◆ **What this task involves**
Copy every line of the items below, character for character.

◆ **Data to use**
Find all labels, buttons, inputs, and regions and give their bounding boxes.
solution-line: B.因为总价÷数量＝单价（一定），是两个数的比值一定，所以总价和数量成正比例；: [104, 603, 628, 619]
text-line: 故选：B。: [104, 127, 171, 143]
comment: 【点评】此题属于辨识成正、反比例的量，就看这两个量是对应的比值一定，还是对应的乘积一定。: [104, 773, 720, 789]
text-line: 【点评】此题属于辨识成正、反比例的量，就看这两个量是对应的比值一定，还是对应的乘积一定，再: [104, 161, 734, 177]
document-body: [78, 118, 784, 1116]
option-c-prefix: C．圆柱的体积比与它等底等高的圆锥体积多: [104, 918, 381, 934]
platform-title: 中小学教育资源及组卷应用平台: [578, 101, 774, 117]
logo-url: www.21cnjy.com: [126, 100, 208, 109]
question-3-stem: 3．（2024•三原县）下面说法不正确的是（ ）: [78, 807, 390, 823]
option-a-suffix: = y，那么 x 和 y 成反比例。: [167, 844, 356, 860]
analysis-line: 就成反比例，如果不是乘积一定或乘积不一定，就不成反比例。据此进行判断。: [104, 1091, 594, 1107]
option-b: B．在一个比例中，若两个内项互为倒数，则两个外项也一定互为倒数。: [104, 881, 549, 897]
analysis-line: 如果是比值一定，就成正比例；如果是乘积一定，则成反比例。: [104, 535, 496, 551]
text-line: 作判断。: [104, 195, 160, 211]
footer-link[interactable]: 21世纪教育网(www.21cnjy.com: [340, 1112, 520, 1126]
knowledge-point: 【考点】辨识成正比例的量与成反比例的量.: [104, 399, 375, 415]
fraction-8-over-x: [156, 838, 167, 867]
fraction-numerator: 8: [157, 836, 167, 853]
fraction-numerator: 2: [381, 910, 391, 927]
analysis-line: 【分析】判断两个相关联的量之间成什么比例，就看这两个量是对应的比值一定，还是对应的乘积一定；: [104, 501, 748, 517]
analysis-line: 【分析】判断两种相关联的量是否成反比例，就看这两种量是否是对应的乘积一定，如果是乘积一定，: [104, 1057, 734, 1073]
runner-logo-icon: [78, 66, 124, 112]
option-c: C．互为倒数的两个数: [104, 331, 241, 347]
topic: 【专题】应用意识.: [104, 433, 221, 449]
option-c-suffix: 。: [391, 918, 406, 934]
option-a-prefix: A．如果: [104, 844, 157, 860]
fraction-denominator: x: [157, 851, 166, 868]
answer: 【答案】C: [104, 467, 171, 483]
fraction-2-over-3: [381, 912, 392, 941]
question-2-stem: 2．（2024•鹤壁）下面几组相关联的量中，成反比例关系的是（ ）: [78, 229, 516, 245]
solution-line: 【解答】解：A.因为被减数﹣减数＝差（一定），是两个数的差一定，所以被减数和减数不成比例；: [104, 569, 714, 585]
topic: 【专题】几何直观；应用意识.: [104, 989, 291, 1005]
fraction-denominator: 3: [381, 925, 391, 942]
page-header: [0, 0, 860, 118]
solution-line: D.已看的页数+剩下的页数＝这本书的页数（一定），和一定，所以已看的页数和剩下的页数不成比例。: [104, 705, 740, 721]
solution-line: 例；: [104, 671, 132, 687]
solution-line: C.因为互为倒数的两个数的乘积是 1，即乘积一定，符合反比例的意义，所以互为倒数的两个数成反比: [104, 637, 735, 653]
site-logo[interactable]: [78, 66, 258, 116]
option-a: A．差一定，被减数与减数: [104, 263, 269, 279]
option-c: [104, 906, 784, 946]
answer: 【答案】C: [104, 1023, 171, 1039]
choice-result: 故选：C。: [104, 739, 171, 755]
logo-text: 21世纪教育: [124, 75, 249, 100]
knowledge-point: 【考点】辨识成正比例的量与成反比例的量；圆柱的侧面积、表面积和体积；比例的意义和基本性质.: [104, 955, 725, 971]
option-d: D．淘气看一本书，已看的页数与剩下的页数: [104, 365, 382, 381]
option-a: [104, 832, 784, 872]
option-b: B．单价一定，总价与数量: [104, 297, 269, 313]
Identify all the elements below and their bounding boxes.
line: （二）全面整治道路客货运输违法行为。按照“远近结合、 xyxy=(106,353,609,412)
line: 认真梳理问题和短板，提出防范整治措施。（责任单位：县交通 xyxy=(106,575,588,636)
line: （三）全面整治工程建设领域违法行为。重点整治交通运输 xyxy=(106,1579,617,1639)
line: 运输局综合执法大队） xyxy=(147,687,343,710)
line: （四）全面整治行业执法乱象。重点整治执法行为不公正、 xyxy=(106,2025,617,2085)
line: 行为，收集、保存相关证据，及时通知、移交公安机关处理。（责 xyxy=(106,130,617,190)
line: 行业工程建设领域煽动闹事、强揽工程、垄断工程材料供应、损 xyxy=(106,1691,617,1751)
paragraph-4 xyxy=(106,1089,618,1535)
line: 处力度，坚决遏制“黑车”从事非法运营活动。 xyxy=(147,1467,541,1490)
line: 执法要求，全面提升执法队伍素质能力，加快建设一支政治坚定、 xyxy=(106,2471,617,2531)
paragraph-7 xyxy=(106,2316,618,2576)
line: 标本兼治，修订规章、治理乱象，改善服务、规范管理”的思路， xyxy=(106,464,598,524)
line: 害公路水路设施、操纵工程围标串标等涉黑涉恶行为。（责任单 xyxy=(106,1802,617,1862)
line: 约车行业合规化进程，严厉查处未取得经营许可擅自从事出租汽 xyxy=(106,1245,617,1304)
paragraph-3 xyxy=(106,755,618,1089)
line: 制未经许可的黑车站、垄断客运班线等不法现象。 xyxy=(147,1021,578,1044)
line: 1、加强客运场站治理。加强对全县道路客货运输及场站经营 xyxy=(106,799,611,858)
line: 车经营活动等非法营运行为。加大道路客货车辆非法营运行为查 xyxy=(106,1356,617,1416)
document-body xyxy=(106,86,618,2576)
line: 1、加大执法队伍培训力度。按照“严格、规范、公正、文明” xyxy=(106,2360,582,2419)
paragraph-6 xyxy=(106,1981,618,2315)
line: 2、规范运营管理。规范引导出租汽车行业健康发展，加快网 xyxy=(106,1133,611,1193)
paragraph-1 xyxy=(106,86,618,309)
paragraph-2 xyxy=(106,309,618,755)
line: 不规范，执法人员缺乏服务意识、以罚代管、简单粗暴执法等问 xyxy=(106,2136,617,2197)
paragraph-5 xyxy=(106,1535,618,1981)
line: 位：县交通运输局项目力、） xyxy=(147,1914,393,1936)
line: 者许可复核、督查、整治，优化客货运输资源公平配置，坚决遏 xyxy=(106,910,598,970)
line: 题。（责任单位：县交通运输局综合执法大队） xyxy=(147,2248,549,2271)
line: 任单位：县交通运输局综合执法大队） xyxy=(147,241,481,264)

◆ **Full solution**
Find all labels, buttons, inputs, and regions and give their bounding boxes.
solution-line: B.因为总价÷数量＝单价（一定），是两个数的比值一定，所以总价和数量成正比例；: [104, 603, 628, 619]
text-line: 故选：B。: [104, 127, 171, 143]
comment: 【点评】此题属于辨识成正、反比例的量，就看这两个量是对应的比值一定，还是对应的乘积一定。: [104, 773, 720, 789]
text-line: 【点评】此题属于辨识成正、反比例的量，就看这两个量是对应的比值一定，还是对应的乘积一定，再: [104, 161, 734, 177]
document-body: [78, 118, 784, 1116]
option-c-prefix: C．圆柱的体积比与它等底等高的圆锥体积多: [104, 918, 381, 934]
platform-title: 中小学教育资源及组卷应用平台: [578, 101, 774, 117]
logo-url: www.21cnjy.com: [126, 100, 208, 109]
question-3-stem: 3．（2024•三原县）下面说法不正确的是（ ）: [78, 807, 390, 823]
option-a-suffix: = y，那么 x 和 y 成反比例。: [167, 844, 356, 860]
analysis-line: 就成反比例，如果不是乘积一定或乘积不一定，就不成反比例。据此进行判断。: [104, 1091, 594, 1107]
option-b: B．在一个比例中，若两个内项互为倒数，则两个外项也一定互为倒数。: [104, 881, 549, 897]
analysis-line: 如果是比值一定，就成正比例；如果是乘积一定，则成反比例。: [104, 535, 496, 551]
text-line: 作判断。: [104, 195, 160, 211]
footer-link[interactable]: 21世纪教育网(www.21cnjy.com: [340, 1112, 520, 1126]
knowledge-point: 【考点】辨识成正比例的量与成反比例的量.: [104, 399, 375, 415]
fraction-8-over-x: [156, 838, 167, 867]
fraction-numerator: 8: [157, 836, 167, 853]
fraction-numerator: 2: [381, 910, 391, 927]
analysis-line: 【分析】判断两个相关联的量之间成什么比例，就看这两个量是对应的比值一定，还是对应的乘积一定；: [104, 501, 748, 517]
analysis-line: 【分析】判断两种相关联的量是否成反比例，就看这两种量是否是对应的乘积一定，如果是乘积一定，: [104, 1057, 734, 1073]
runner-logo-icon: [78, 66, 124, 112]
option-c: C．互为倒数的两个数: [104, 331, 241, 347]
topic: 【专题】应用意识.: [104, 433, 221, 449]
option-c-suffix: 。: [391, 918, 406, 934]
option-a-prefix: A．如果: [104, 844, 157, 860]
fraction-denominator: x: [157, 851, 166, 868]
answer: 【答案】C: [104, 467, 171, 483]
fraction-2-over-3: [381, 912, 392, 941]
question-2-stem: 2．（2024•鹤壁）下面几组相关联的量中，成反比例关系的是（ ）: [78, 229, 516, 245]
solution-line: 【解答】解：A.因为被减数﹣减数＝差（一定），是两个数的差一定，所以被减数和减数不成比例；: [104, 569, 714, 585]
topic: 【专题】几何直观；应用意识.: [104, 989, 291, 1005]
fraction-denominator: 3: [381, 925, 391, 942]
page-header: [0, 0, 860, 118]
solution-line: D.已看的页数+剩下的页数＝这本书的页数（一定），和一定，所以已看的页数和剩下的页数不成比例。: [104, 705, 740, 721]
solution-line: 例；: [104, 671, 132, 687]
solution-line: C.因为互为倒数的两个数的乘积是 1，即乘积一定，符合反比例的意义，所以互为倒数的两个数成反比: [104, 637, 735, 653]
site-logo[interactable]: [78, 66, 258, 116]
option-a: A．差一定，被减数与减数: [104, 263, 269, 279]
option-c: [104, 906, 784, 946]
answer: 【答案】C: [104, 1023, 171, 1039]
choice-result: 故选：C。: [104, 739, 171, 755]
logo-text: 21世纪教育: [124, 75, 249, 100]
knowledge-point: 【考点】辨识成正比例的量与成反比例的量；圆柱的侧面积、表面积和体积；比例的意义和基本性质.: [104, 955, 725, 971]
option-d: D．淘气看一本书，已看的页数与剩下的页数: [104, 365, 382, 381]
option-a: [104, 832, 784, 872]
option-b: B．单价一定，总价与数量: [104, 297, 269, 313]
Identify all the elements below and their bounding boxes.
line: （二）全面整治道路客货运输违法行为。按照“远近结合、 xyxy=(106,353,609,412)
line: 认真梳理问题和短板，提出防范整治措施。（责任单位：县交通 xyxy=(106,575,588,636)
line: （三）全面整治工程建设领域违法行为。重点整治交通运输 xyxy=(106,1579,617,1639)
line: 运输局综合执法大队） xyxy=(147,687,343,710)
line: （四）全面整治行业执法乱象。重点整治执法行为不公正、 xyxy=(106,2025,617,2085)
line: 行为，收集、保存相关证据，及时通知、移交公安机关处理。（责 xyxy=(106,130,617,190)
line: 行业工程建设领域煽动闹事、强揽工程、垄断工程材料供应、损 xyxy=(106,1691,617,1751)
paragraph-4 xyxy=(106,1089,618,1535)
line: 处力度，坚决遏制“黑车”从事非法运营活动。 xyxy=(147,1467,541,1490)
line: 执法要求，全面提升执法队伍素质能力，加快建设一支政治坚定、 xyxy=(106,2471,617,2531)
paragraph-7 xyxy=(106,2316,618,2576)
line: 标本兼治，修订规章、治理乱象，改善服务、规范管理”的思路， xyxy=(106,464,598,524)
line: 害公路水路设施、操纵工程围标串标等涉黑涉恶行为。（责任单 xyxy=(106,1802,617,1862)
line: 约车行业合规化进程，严厉查处未取得经营许可擅自从事出租汽 xyxy=(106,1245,617,1304)
paragraph-3 xyxy=(106,755,618,1089)
line: 制未经许可的黑车站、垄断客运班线等不法现象。 xyxy=(147,1021,578,1044)
line: 1、加强客运场站治理。加强对全县道路客货运输及场站经营 xyxy=(106,799,611,858)
line: 车经营活动等非法营运行为。加大道路客货车辆非法营运行为查 xyxy=(106,1356,617,1416)
document-body xyxy=(106,86,618,2576)
line: 1、加大执法队伍培训力度。按照“严格、规范、公正、文明” xyxy=(106,2360,582,2419)
paragraph-6 xyxy=(106,1981,618,2315)
line: 2、规范运营管理。规范引导出租汽车行业健康发展，加快网 xyxy=(106,1133,611,1193)
paragraph-1 xyxy=(106,86,618,309)
paragraph-2 xyxy=(106,309,618,755)
line: 不规范，执法人员缺乏服务意识、以罚代管、简单粗暴执法等问 xyxy=(106,2136,617,2197)
paragraph-5 xyxy=(106,1535,618,1981)
line: 位：县交通运输局项目力、） xyxy=(147,1914,393,1936)
line: 者许可复核、督查、整治，优化客货运输资源公平配置，坚决遏 xyxy=(106,910,598,970)
line: 题。（责任单位：县交通运输局综合执法大队） xyxy=(147,2248,549,2271)
line: 任单位：县交通运输局综合执法大队） xyxy=(147,241,481,264)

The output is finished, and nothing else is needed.